▶ _Instructions for the task_
Extract from the listing each line in which the word "number" appears.

Data records
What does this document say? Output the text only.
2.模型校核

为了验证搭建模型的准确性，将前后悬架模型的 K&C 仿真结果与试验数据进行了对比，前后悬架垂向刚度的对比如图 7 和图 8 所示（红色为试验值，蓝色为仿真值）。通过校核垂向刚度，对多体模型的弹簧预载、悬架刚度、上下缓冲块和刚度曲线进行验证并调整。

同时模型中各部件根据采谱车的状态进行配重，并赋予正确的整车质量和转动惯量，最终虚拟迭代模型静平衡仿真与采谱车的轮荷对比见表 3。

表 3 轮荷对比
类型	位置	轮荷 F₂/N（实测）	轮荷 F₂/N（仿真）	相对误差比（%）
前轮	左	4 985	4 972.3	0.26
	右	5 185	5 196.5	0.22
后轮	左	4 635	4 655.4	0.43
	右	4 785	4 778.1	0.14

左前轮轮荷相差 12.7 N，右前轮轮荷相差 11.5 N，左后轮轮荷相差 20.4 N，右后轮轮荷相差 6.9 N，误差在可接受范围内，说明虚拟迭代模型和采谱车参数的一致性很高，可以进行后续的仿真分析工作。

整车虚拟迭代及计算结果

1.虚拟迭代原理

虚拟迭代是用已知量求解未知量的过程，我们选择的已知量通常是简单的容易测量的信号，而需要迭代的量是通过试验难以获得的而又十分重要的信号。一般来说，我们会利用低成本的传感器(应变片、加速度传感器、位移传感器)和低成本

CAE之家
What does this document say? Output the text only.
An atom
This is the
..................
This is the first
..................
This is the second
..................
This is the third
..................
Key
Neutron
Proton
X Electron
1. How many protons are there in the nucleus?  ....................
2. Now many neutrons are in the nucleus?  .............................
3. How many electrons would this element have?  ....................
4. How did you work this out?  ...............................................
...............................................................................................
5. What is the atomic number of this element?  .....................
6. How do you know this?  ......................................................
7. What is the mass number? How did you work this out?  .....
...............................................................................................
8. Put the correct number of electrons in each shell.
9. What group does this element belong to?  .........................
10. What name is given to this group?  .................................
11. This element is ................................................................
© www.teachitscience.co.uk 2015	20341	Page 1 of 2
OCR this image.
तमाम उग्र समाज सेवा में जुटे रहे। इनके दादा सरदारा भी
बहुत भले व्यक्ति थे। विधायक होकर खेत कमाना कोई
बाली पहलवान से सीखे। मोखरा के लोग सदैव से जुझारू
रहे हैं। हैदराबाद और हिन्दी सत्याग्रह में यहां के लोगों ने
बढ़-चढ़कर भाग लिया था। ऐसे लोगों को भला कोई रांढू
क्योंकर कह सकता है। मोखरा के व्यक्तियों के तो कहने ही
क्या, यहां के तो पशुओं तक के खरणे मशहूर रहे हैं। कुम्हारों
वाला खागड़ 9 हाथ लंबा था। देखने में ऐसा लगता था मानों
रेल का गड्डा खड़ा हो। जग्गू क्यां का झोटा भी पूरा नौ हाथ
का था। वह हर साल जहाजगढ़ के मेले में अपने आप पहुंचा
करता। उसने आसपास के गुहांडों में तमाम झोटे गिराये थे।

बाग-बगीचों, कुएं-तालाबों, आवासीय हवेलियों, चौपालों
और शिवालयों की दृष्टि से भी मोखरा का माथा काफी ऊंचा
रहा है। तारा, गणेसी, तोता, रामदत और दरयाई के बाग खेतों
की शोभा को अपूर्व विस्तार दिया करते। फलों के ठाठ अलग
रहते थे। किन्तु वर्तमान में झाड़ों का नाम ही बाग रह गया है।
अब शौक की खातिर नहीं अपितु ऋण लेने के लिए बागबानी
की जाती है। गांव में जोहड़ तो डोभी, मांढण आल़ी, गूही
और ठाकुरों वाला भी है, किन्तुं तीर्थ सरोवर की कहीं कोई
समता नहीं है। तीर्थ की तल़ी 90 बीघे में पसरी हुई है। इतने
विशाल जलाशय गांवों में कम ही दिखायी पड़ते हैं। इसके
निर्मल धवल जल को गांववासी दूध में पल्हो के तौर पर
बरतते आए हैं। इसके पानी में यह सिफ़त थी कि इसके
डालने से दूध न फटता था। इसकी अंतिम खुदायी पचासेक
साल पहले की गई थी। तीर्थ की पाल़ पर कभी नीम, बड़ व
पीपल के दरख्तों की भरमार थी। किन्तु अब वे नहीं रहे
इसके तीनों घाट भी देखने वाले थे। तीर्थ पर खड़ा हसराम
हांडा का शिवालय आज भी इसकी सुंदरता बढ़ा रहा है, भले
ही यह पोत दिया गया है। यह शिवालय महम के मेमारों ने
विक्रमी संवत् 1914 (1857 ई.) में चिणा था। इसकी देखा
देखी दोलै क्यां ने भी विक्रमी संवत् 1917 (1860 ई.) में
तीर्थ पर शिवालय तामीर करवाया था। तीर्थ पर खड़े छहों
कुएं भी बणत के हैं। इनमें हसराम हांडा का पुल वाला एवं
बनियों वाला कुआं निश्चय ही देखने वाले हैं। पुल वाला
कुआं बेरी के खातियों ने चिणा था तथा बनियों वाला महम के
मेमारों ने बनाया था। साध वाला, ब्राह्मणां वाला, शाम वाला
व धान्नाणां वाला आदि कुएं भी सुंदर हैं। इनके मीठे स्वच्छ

▶ _The completed task_
5. What is the atomic number of this element?  .....................
7. What is the mass number? How did you work this out?  .....
8. Put the correct number of electrons in each shell.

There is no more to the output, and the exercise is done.